I put to [the applicant] that I was looking at the two years which had passed between when he had said that he had taken part in this protest in November 2010 and when he had come to [Australia] in November 2012. [The applicant] said that he had been trying to get a visa since 2010 but it had been very difficult. I put to him that his passport had only been issued in [2011]. [The applicant] said that he had not had anyone and he had not known where to go so this had been why he had not been able to get his passport earlier. He said that he had not had any difficulty obtaining his passport because he had not been involved in any police case or matter.
I put to [the applicant] that in his statement he had said that he had been ‘listed in the black lists of the RAB’. [The applicant] said that his name had been in the list and the RAB used to come to his home to inquire about him. He said that they used to ask his parents where he was and his parents used to tell the RAB that he did not have a police case. He said that his parents had asked the RAB why he was in the list and the RAB had told his parents to send him over and that they would see later on.
I put to [the applicant] that in his first (invalid) application he had said that he used to be a hit man for the BNP. [The applicant] said that when he had arrived here he had met a Bengali person named [Mr B] who had helped him to prepare his application but he had not been aware of the content of the application. He said that it was not true that he had been a hit man for the BNP. I asked [the applicant] why [Mr B] would have invented a claim like this if he had not told [Mr B] that he had been a hit man with the BNP. [The applicant] said that he had explained it to him in Bengali and [Mr B] had written it in English but he did not know exactly what [Mr B] had written.

_Short task_
Pick up the account of the questioning of the applicant about his claims and extend it past its last sentence.

_Dataset rows_
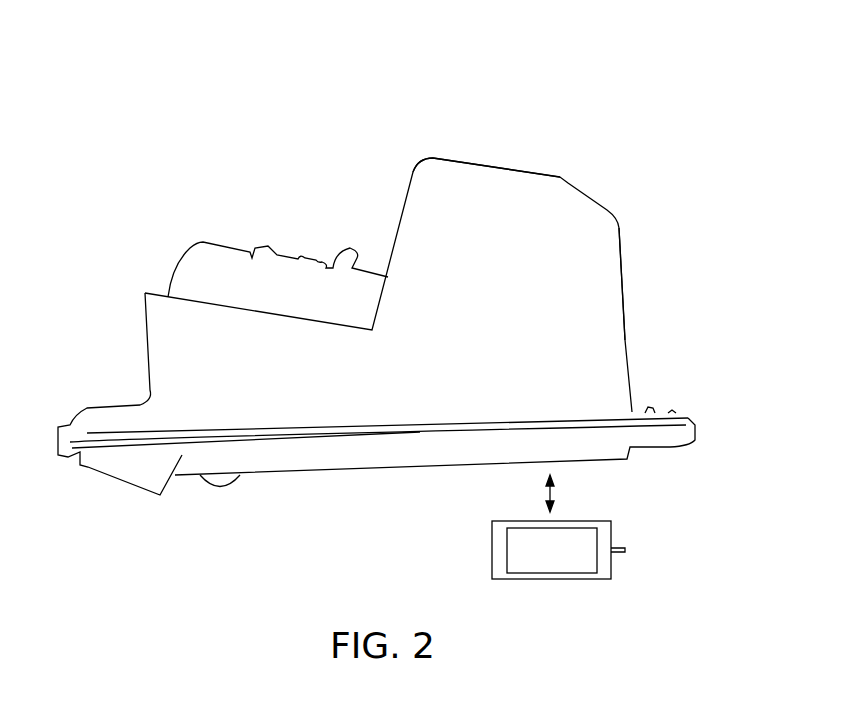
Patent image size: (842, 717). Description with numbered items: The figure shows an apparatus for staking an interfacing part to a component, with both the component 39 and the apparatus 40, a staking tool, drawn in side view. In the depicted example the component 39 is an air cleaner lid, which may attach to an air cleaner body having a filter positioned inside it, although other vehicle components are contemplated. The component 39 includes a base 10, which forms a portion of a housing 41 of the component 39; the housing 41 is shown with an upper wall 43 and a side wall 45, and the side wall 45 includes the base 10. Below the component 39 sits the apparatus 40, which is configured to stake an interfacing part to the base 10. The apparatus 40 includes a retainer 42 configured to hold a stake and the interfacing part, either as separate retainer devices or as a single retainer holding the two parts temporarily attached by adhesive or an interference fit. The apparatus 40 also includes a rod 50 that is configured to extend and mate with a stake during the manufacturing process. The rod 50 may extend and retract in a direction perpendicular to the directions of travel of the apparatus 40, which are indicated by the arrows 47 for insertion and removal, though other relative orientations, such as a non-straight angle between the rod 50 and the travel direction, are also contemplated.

--

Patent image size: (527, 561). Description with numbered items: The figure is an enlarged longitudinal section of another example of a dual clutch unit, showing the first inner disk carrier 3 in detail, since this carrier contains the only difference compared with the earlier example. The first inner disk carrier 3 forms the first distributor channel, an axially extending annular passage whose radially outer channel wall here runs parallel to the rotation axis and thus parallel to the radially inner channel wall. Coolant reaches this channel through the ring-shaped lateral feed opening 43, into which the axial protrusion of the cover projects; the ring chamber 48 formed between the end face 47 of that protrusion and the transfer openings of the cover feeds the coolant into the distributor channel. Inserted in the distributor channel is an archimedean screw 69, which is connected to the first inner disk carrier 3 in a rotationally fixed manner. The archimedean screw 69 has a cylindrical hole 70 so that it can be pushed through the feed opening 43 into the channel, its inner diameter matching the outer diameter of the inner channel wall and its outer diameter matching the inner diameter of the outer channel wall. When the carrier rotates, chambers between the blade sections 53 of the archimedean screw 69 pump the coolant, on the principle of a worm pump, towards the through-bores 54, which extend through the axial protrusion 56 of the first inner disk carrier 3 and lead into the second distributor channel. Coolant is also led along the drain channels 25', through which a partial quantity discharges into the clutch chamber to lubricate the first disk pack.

_Exercise answer_
I put to [the applicant] that he had told me that he had been involved in a few meetings and protest marches between 2001 and 2002 and that he had been involved in one protest in 2010. I put to him that this appeared to have been the full extent of his political activities. He agreed. I put to him that the Australian Department of Foreign Affairs and Trade assessed that supporters or members of political parties in Bangladesh were not at risk of being arrested or living in fear of political violence on a day-to-day basis due to their political affiliations. It had said that opposition party members engaged in protest in Bangladesh faced a low risk of being arrested.[1]
[1] DFAT Country Report - Bangladesh, 20 October 2014, paragraph 3.55.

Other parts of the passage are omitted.